Items from a data source:
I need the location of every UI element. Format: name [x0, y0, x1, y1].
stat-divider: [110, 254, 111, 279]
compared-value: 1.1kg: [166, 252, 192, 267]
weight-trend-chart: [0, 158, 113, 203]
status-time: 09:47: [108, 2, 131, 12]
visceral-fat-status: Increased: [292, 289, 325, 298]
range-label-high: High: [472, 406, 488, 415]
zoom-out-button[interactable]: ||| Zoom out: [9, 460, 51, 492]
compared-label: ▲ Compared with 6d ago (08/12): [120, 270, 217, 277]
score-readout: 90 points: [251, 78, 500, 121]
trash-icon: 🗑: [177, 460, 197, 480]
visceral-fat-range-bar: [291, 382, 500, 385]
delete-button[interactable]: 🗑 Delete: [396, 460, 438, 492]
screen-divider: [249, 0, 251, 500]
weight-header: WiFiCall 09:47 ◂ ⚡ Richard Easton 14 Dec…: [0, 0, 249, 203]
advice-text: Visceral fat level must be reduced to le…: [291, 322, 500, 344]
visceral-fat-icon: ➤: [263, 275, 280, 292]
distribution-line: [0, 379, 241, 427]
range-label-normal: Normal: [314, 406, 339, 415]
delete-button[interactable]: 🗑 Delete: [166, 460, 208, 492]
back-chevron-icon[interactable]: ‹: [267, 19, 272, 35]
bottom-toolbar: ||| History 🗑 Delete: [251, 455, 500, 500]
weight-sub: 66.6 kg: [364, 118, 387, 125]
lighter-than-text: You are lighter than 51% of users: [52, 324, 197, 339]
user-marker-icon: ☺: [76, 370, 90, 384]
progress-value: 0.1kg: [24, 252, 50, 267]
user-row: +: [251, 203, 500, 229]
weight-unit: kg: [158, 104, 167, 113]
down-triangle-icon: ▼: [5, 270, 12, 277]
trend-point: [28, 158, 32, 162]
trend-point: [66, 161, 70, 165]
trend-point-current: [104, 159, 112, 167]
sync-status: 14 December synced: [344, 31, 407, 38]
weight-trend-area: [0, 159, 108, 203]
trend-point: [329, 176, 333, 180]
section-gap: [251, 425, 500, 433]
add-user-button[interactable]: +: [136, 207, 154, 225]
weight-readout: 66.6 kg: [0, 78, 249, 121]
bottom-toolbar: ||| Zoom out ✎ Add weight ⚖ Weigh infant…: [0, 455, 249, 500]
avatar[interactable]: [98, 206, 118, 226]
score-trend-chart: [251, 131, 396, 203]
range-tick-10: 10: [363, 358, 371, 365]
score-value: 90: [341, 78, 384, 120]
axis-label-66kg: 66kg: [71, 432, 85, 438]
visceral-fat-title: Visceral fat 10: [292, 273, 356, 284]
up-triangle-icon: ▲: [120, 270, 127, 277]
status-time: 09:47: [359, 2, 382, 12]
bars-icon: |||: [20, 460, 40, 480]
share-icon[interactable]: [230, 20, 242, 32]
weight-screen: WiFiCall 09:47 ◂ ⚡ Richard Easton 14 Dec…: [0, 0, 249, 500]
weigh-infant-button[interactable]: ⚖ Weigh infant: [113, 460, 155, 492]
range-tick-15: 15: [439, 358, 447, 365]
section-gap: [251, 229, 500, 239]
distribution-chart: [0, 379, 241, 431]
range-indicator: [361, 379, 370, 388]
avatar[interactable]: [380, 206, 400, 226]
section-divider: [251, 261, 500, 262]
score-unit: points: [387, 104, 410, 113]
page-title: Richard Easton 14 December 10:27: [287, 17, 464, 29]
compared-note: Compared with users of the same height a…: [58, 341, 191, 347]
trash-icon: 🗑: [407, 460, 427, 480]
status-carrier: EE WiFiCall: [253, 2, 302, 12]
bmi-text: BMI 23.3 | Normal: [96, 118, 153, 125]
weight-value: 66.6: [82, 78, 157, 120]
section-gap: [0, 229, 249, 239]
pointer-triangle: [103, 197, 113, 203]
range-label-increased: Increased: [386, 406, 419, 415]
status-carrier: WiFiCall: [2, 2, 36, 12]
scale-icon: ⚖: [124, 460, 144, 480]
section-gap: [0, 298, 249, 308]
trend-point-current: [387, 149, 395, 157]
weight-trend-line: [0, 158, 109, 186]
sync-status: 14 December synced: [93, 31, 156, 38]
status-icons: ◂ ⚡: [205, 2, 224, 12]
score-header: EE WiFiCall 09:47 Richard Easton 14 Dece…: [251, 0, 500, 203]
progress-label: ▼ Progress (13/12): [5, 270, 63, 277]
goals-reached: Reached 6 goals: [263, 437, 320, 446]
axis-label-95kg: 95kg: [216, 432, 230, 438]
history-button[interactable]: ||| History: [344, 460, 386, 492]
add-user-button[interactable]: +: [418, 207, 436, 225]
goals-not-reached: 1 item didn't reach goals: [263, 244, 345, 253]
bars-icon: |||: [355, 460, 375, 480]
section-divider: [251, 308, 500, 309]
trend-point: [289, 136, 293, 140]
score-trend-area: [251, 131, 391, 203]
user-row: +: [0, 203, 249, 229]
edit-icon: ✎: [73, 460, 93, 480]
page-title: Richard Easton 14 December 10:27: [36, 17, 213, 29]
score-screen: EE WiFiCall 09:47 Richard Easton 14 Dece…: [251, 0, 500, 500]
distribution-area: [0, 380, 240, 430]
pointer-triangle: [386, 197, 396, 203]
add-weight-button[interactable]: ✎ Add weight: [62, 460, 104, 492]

## Written instruction
List every row above that contains the string "with".

## Full output
compared-label: ▲ Compared with 6d ago (08/12): [120, 270, 217, 277]
compared-note: Compared with users of the same height a…: [58, 341, 191, 347]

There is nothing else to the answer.